- [Directive A]: According to the passage on Genoa, of which region is the city the capital?
- [Directive B]: Please repeat word for word everything in the passage on Genoa from "Genoa (Italian Genova" down to "the neighbouring population.".
- [Directive C]:
Does the passage on Genoa support each statement below? Answer yes or no for each, quoting the words that decide it.
(i) The city is described as a seaport in northern Italy.
(ii) Genua was a city of the ancient Romans.
(iii) One claimed origin of the name is the Latin word for "gate".

- [Source document]:
== == ==

Genoa (Italian Genova (jen'o-vah), Genoese Zena (zay'nah), French Gnes) is a city and a seaport in northern Italy, the capital of the Province of Genoa and of the region of Liguria. It has a population of ca. 650,000.

Genua was a city of the ancient Ligurians. Its name is probably Ligurian, meaning "knee" (from Proto-Indo-European *genu 'knee'), i.e. "angle", from its geographical position, thus akin to the name of Geneva. Alternatively, the name has been claimed to derive from Latin Janua ("gate"), the two-headed god Janus, or an ancient word that means "foreigners", as the early settlers were considered foreign by the neighbouring population.

== == ==

- [Record set]:
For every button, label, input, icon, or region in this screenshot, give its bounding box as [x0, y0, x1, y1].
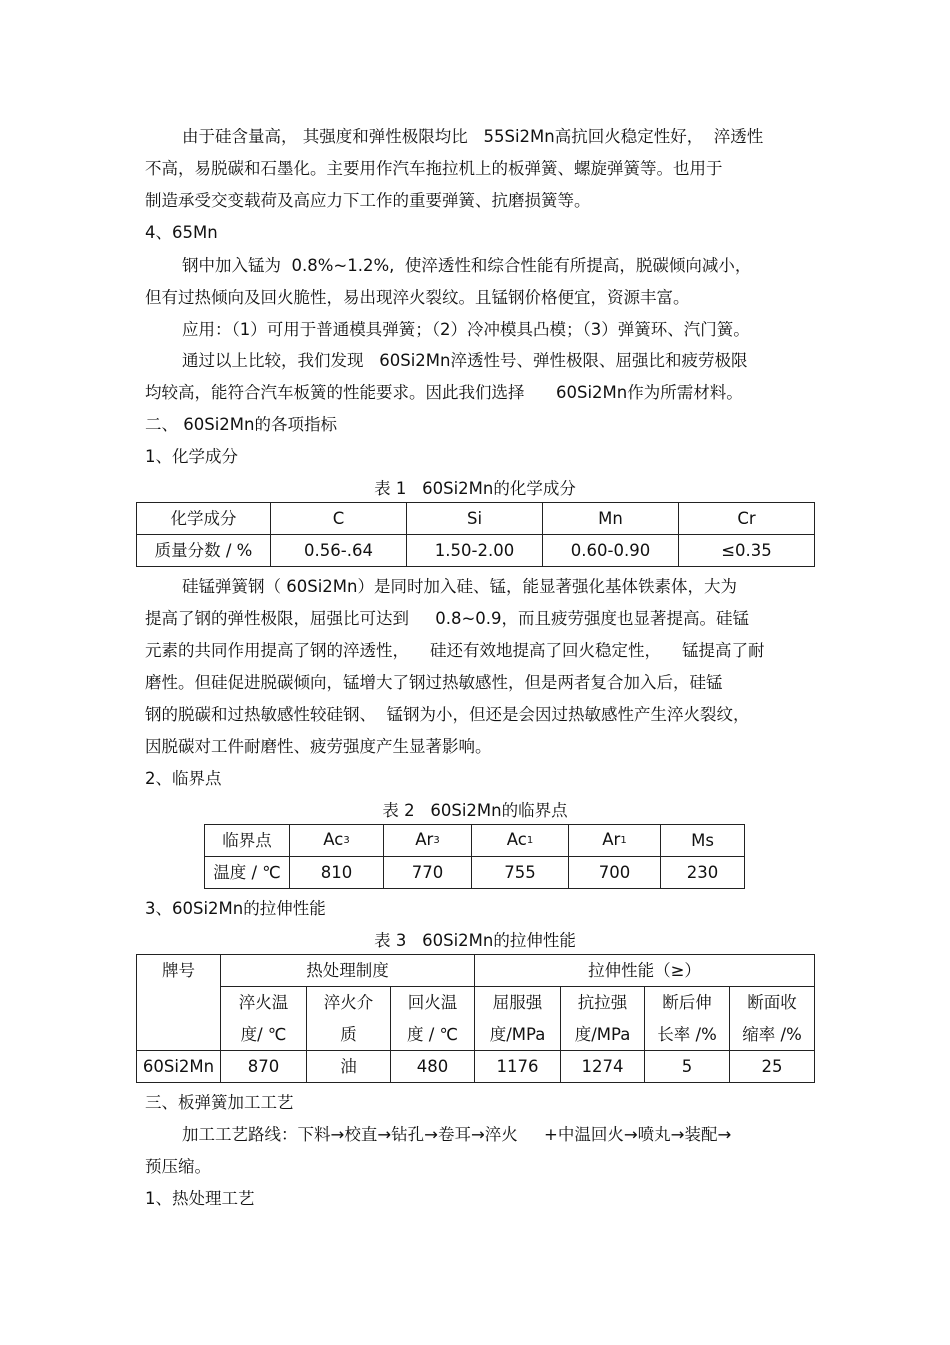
- table-header-cell: $Ar_1$: [569, 825, 661, 857]
- table-header-cell: 淬火介 质: [307, 987, 391, 1051]
- heading-65mn: 4、65Mn: [145, 223, 218, 242]
- table-cell: 60Si2Mn: [137, 1051, 221, 1083]
- section-heading: 二、 60Si2Mn的各项指标: [145, 415, 337, 434]
- paragraph-line: 通过以上比较，我们发现 60Si2Mn淬透性号、弹性极限、屈强比和疲劳极限: [182, 351, 748, 370]
- table-header-cell: 断后伸 长率 /%: [645, 987, 730, 1051]
- chemical-composition-table: [136, 502, 815, 567]
- table-caption: 表 1 60Si2Mn的化学成分: [374, 479, 576, 498]
- table-caption: 表 3 60Si2Mn的拉伸性能: [374, 931, 576, 950]
- table-cell: 0.56-.64: [271, 535, 407, 567]
- paragraph-line: 因脱碳对工件耐磨性、疲劳强度产生显著影响。: [145, 737, 492, 756]
- section-heading: 三、板弹簧加工工艺: [145, 1093, 294, 1112]
- paragraph-line: 磨性。但硅促进脱碳倾向，锰增大了钢过热敏感性，但是两者复合加入后，硅锰: [145, 673, 723, 692]
- table-cell: 5: [645, 1051, 730, 1083]
- paragraph-line: 提高了钢的弹性极限，屈强比可达到 0.8~0.9，而且疲劳强度也显著提高。硅锰: [145, 609, 750, 628]
- paragraph-line: 钢的脱碳和过热敏感性较硅钢、 锰钢为小，但还是会因过热敏感性产生淬火裂纹，: [145, 705, 750, 724]
- table-header-cell: $Ar_3$: [384, 825, 472, 857]
- table-cell: 25: [730, 1051, 815, 1083]
- paragraph-line: 应用：（1）可用于普通模具弹簧；（2）冷冲模具凸模；（3）弹簧环、汽门簧。: [182, 320, 750, 339]
- table-cell: 700: [569, 857, 661, 889]
- paragraph-line: 预压缩。: [145, 1157, 211, 1176]
- table-cell: 230: [661, 857, 745, 889]
- table-cell: ≤0.35: [679, 535, 815, 567]
- paragraph-line: 硅锰弹簧钢（ 60Si2Mn）是同时加入硅、锰，能显著强化基体铁素体，大为: [182, 577, 737, 596]
- table-header-cell: Cr: [679, 503, 815, 535]
- paragraph-line: 不高，易脱碳和石墨化。主要用作汽车拖拉机上的板弹簧、螺旋弹簧等。也用于: [145, 159, 723, 178]
- table-header-cell: 临界点: [205, 825, 290, 857]
- table-row: [137, 1051, 815, 1083]
- table-header-cell: 抗拉强 度/MPa: [561, 987, 645, 1051]
- table-cell: 480: [391, 1051, 475, 1083]
- critical-point-table: [204, 824, 745, 889]
- table-cell: 755: [472, 857, 569, 889]
- table-cell: 温度 / ℃: [205, 857, 290, 889]
- table-cell: 0.60-0.90: [543, 535, 679, 567]
- table-cell: 810: [290, 857, 384, 889]
- table-header-row: [137, 503, 815, 535]
- table-cell: 1.50-2.00: [407, 535, 543, 567]
- subsection-heading: 1、热处理工艺: [145, 1189, 255, 1208]
- table-header-cell: 淬火温 度/ ℃: [221, 987, 307, 1051]
- subsection-heading: 1、化学成分: [145, 447, 238, 466]
- paragraph-line: 由于硅含量高， 其强度和弹性极限均比 55Si2Mn高抗回火稳定性好， 淬透性: [182, 127, 764, 146]
- table-header-cell: $Ac_1$: [472, 825, 569, 857]
- subsection-heading: 3、60Si2Mn的拉伸性能: [145, 899, 326, 918]
- table-row: [137, 535, 815, 567]
- table-header-cell: 热处理制度: [221, 955, 475, 987]
- table-header-cell: C: [271, 503, 407, 535]
- table-header-cell: $Ac_3$: [290, 825, 384, 857]
- table-header-cell: 回火温 度 / ℃: [391, 987, 475, 1051]
- paragraph-line: 钢中加入锰为 0.8%~1.2%, 使淬透性和综合性能有所提高，脱碳倾向减小，: [182, 256, 752, 275]
- table-header-cell: Mn: [543, 503, 679, 535]
- paragraph-line: 均较高，能符合汽车板簧的性能要求。因此我们选择 60Si2Mn作为所需材料。: [145, 383, 743, 402]
- table-header-cell: Si: [407, 503, 543, 535]
- table-subheader-row: [137, 987, 815, 1051]
- table-cell: 质量分数 / %: [137, 535, 271, 567]
- table-row: [205, 857, 745, 889]
- table-header-cell: 化学成分: [137, 503, 271, 535]
- table-header-row: [205, 825, 745, 857]
- paragraph-line: 制造承受交变载荷及高应力下工作的重要弹簧、抗磨损簧等。: [145, 191, 591, 210]
- subsection-heading: 2、临界点: [145, 769, 222, 788]
- paragraph-line: 但有过热倾向及回火脆性，易出现淬火裂纹。且锰钢价格便宜，资源丰富。: [145, 288, 690, 307]
- table-cell: 770: [384, 857, 472, 889]
- paragraph-line: 加工工艺路线：下料→校直→钻孔→卷耳→淬火 +中温回火→喷丸→装配→: [182, 1125, 732, 1144]
- table-cell: 870: [221, 1051, 307, 1083]
- table-header-row: [137, 955, 815, 987]
- table-header-cell: 牌号: [137, 955, 221, 1051]
- table-header-cell: Ms: [661, 825, 745, 857]
- table-header-cell: 断面收 缩率 /%: [730, 987, 815, 1051]
- table-cell: 1176: [475, 1051, 561, 1083]
- paragraph-line: 元素的共同作用提高了钢的淬透性， 硅还有效地提高了回火稳定性， 锰提高了耐: [145, 641, 765, 660]
- table-cell: 1274: [561, 1051, 645, 1083]
- table-cell: 油: [307, 1051, 391, 1083]
- table-header-cell: 屈服强 度/MPa: [475, 987, 561, 1051]
- table-caption: 表 2 60Si2Mn的临界点: [382, 801, 568, 820]
- tensile-properties-table: [136, 954, 815, 1083]
- table-header-cell: 拉伸性能（≥）: [475, 955, 815, 987]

== == ==

- [Task answer A]: Liguria

- [Task answer B]:
Genoa (Italian Genova (jen'o-vah), Genoese Zena (zay'nah), French Gnes) is a city and a seaport in northern Italy, the capital of the Province of Genoa and of the region of Liguria. It has a population of ca. 650,000.

Genua was a city of the ancient Ligurians. Its name is probably Ligurian, meaning "knee" (from Proto-Indo-European *genu 'knee'), i.e. "angle", from its geographical position, thus akin to the name of Geneva. Alternatively, the name has been claimed to derive from Latin Janua ("gate"), the two-headed god Janus, or an ancient word that means "foreigners", as the early settlers were considered foreign by the neighbouring population.

- [Task answer C]:
(i) Yes: "a city and a seaport in northern Italy"
(ii) No: "Genua was a city of the ancient Ligurians."
(iii) Yes: "the name has been claimed to derive from Latin Janua ("gate")"